- _Instructions to follow_
Write out each line exactly as it stands, please.

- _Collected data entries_
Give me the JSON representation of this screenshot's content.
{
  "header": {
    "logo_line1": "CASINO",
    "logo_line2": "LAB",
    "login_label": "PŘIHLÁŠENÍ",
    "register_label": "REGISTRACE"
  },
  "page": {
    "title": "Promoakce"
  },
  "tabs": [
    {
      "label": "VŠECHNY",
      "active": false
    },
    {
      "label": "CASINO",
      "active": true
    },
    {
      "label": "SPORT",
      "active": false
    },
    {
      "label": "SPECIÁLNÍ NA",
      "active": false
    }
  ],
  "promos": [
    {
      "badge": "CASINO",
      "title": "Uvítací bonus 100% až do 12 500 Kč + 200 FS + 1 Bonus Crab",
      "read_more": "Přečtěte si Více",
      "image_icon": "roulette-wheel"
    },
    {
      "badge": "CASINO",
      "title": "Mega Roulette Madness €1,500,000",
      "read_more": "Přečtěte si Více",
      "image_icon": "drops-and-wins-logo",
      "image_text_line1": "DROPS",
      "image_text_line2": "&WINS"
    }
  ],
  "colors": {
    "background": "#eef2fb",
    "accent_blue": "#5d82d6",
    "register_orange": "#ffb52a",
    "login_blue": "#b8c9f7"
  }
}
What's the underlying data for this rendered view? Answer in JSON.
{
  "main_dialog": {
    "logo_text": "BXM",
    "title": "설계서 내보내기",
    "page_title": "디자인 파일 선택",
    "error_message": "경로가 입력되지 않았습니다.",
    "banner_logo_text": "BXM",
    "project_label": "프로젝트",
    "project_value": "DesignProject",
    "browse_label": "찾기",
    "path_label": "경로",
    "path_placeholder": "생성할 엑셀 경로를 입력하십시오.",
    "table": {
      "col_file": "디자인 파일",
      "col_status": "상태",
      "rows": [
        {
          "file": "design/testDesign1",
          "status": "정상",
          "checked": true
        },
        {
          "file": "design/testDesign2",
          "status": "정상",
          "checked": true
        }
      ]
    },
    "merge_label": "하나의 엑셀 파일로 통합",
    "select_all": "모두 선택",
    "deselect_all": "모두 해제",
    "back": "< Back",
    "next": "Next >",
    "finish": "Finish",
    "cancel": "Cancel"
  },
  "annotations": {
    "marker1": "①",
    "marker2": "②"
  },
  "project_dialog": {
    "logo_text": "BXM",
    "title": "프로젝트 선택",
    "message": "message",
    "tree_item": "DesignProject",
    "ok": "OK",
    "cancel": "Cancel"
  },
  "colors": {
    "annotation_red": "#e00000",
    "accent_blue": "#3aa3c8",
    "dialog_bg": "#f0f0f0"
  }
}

- _Result below_
Give me the JSON representation of this screenshot's content.
{
  "header": {
    "logo_line1": "CASINO",
    "logo_line2": "LAB",
    "login_label": "PŘIHLÁŠENÍ",
    "register_label": "REGISTRACE"
  },
  "page": {
    "title": "Promoakce"
  },
  "tabs": [
    {
      "label": "VŠECHNY",
      "active": false
    },
    {
      "label": "CASINO",
      "active": true
    },
    {
      "label": "SPORT",
      "active": false
    },
    {
      "label": "SPECIÁLNÍ NA",
      "active": false
    }
  ],
  "promos": [
    {
      "badge": "CASINO",
      "title": "Uvítací bonus 100% až do 12 500 Kč + 200 FS + 1 Bonus Crab",
      "read_more": "Přečtěte si Více",
      "image_icon": "roulette-wheel"
    },
    {
      "badge": "CASINO",
      "title": "Mega Roulette Madness €1,500,000",
      "read_more": "Přečtěte si Více",
      "image_icon": "drops-and-wins-logo",
      "image_text_line1": "DROPS",
      "image_text_line2": "&WINS"
    }
  ],
  "colors": {
    "background": "#eef2fb",
    "accent_blue": "#5d82d6",
    "register_orange": "#ffb52a",
    "login_blue": "#b8c9f7"
  }
}
What's the underlying data for this rendered view? Answer in JSON.
{
  "main_dialog": {
    "logo_text": "BXM",
    "title": "설계서 내보내기",
    "page_title": "디자인 파일 선택",
    "error_message": "경로가 입력되지 않았습니다.",
    "banner_logo_text": "BXM",
    "project_label": "프로젝트",
    "project_value": "DesignProject",
    "browse_label": "찾기",
    "path_label": "경로",
    "path_placeholder": "생성할 엑셀 경로를 입력하십시오.",
    "table": {
      "col_file": "디자인 파일",
      "col_status": "상태",
      "rows": [
        {
          "file": "design/testDesign1",
          "status": "정상",
          "checked": true
        },
        {
          "file": "design/testDesign2",
          "status": "정상",
          "checked": true
        }
      ]
    },
    "merge_label": "하나의 엑셀 파일로 통합",
    "select_all": "모두 선택",
    "deselect_all": "모두 해제",
    "back": "< Back",
    "next": "Next >",
    "finish": "Finish",
    "cancel": "Cancel"
  },
  "annotations": {
    "marker1": "①",
    "marker2": "②"
  },
  "project_dialog": {
    "logo_text": "BXM",
    "title": "프로젝트 선택",
    "message": "message",
    "tree_item": "DesignProject",
    "ok": "OK",
    "cancel": "Cancel"
  },
  "colors": {
    "annotation_red": "#e00000",
    "accent_blue": "#3aa3c8",
    "dialog_bg": "#f0f0f0"
  }
}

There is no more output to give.